▶ SET PROBLEM: Which lines in the material below contain the word "marker"? Copy each of them.

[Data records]
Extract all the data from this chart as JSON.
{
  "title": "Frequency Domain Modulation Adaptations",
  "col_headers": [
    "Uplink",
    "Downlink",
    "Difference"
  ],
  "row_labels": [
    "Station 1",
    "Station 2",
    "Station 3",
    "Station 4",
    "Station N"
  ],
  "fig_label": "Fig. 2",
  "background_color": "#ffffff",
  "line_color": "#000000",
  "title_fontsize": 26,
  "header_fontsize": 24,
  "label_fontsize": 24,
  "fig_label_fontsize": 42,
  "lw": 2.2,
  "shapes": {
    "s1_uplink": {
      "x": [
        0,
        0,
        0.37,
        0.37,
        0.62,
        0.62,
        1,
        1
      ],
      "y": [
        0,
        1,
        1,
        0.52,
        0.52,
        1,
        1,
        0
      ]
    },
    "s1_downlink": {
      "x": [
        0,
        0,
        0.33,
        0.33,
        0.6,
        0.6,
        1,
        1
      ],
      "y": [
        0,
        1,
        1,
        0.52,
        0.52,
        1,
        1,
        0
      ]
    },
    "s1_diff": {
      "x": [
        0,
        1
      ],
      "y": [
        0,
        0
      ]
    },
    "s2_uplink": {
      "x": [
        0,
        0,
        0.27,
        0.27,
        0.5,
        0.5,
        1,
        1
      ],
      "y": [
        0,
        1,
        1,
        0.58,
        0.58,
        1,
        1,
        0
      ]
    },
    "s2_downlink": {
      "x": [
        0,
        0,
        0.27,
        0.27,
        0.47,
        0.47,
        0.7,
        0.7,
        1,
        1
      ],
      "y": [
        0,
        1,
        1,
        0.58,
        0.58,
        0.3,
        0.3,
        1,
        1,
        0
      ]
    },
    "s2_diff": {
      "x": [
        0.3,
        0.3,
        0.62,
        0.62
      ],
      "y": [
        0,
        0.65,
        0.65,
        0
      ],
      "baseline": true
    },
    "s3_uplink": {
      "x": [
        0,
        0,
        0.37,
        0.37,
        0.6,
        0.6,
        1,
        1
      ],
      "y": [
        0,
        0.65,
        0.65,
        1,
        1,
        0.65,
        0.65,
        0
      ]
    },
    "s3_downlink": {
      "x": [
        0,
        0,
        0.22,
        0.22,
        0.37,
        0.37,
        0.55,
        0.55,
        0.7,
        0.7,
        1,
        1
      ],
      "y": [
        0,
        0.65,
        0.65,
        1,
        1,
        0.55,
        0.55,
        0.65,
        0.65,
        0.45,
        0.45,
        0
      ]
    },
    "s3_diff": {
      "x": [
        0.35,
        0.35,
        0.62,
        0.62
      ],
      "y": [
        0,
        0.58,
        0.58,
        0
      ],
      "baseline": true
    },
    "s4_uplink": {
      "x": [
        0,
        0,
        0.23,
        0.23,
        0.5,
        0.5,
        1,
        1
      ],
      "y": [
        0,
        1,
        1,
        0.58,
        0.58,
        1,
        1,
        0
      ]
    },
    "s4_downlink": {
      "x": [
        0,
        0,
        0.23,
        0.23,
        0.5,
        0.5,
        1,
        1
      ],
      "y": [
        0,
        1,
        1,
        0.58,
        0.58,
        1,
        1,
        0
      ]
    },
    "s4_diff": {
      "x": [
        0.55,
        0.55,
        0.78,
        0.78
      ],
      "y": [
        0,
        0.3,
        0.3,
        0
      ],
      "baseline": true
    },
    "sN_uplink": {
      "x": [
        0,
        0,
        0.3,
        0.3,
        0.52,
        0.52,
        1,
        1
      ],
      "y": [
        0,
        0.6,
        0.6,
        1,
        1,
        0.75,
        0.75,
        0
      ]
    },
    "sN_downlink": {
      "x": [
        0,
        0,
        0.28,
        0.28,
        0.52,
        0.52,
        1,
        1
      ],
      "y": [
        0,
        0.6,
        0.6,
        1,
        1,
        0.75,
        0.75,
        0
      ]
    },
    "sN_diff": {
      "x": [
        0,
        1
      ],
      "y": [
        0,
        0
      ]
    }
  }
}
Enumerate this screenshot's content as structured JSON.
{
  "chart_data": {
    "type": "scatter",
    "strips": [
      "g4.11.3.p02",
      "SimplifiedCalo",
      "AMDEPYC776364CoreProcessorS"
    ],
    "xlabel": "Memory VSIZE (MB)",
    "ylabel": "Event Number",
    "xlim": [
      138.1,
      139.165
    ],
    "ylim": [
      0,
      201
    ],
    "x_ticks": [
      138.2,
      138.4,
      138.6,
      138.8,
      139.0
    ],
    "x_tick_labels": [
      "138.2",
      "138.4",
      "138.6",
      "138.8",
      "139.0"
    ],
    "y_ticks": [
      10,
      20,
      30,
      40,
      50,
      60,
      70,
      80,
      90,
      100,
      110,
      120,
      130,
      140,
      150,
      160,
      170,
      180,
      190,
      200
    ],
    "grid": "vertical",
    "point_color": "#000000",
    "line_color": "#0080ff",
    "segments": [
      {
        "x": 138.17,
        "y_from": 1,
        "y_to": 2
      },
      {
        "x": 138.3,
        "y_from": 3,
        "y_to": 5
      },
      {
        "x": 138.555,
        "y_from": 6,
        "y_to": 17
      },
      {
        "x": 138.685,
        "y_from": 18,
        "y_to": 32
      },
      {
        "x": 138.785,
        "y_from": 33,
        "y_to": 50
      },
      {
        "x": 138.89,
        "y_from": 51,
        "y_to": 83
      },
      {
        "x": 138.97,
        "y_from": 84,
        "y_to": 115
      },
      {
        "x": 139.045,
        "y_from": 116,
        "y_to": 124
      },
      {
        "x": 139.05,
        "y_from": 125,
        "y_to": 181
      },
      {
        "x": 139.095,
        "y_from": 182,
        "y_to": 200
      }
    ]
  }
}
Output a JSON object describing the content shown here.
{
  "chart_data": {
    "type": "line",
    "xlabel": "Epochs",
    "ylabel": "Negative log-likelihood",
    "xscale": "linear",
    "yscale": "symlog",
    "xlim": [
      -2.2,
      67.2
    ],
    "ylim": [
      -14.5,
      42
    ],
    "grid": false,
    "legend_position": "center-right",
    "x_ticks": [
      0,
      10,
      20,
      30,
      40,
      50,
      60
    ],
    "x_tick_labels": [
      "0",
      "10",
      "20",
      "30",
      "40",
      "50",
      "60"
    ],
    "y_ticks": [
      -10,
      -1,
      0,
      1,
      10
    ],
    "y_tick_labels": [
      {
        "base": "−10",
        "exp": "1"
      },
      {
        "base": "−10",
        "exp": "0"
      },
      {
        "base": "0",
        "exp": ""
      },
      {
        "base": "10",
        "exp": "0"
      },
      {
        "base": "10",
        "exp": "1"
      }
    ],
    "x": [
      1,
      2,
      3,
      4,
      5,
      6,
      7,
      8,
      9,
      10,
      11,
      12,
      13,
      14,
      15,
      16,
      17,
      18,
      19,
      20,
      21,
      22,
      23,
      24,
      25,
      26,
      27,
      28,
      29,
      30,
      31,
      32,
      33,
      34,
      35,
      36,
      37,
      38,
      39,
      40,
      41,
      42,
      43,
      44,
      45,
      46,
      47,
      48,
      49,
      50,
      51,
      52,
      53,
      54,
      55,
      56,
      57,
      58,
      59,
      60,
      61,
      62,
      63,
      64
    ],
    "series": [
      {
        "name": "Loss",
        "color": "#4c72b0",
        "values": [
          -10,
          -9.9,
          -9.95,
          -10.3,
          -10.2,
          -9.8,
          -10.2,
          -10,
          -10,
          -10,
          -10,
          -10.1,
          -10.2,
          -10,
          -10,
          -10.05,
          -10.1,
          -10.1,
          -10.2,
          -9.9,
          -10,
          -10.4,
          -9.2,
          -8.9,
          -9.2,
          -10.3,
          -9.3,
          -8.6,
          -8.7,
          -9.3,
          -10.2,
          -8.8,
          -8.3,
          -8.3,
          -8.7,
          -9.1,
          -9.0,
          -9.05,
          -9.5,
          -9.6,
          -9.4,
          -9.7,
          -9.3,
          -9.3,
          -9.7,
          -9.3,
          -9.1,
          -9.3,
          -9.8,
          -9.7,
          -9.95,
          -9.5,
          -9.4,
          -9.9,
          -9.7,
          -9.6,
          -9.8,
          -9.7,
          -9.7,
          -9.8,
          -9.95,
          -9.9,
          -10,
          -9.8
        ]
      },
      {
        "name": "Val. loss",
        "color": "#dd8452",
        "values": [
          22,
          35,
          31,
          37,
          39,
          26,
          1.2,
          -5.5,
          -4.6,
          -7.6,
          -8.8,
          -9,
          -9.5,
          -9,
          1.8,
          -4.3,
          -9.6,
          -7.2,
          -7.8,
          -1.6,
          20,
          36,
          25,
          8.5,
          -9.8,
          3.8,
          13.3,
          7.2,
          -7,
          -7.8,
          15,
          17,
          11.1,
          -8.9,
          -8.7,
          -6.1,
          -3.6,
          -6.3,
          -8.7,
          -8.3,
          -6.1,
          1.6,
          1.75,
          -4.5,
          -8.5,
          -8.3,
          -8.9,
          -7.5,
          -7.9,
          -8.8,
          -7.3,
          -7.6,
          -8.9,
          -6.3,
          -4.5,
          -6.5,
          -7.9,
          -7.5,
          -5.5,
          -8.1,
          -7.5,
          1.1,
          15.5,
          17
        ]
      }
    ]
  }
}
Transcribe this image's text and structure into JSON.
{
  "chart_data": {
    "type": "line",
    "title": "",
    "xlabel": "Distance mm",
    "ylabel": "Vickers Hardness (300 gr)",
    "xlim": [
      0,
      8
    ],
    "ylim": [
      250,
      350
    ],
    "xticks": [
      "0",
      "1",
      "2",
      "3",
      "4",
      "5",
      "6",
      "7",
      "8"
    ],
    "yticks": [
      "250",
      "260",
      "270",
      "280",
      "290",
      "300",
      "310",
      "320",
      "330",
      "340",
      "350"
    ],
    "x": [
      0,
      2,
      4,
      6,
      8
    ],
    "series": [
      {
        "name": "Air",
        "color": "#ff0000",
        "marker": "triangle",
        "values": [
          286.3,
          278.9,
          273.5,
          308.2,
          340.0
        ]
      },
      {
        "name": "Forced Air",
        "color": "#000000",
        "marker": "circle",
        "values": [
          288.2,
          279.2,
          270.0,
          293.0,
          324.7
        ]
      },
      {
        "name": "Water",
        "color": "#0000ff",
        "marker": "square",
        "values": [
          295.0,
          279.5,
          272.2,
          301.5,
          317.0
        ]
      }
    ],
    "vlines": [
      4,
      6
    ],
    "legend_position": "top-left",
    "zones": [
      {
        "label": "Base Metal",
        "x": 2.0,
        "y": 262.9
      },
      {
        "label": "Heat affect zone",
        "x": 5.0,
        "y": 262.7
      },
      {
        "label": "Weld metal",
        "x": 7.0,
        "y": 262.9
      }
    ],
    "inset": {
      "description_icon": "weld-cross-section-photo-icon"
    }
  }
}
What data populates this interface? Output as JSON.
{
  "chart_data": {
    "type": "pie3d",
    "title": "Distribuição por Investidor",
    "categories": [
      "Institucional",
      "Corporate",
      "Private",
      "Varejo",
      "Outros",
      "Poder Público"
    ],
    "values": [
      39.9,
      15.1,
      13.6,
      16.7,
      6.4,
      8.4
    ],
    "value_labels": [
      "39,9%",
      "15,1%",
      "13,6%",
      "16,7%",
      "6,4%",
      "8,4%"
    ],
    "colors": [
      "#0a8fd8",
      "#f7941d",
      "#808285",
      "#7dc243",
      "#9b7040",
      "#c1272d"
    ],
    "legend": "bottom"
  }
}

▶ RESPONSE BELOW:
        "marker": "triangle",
        "marker": "circle",
        "marker": "square",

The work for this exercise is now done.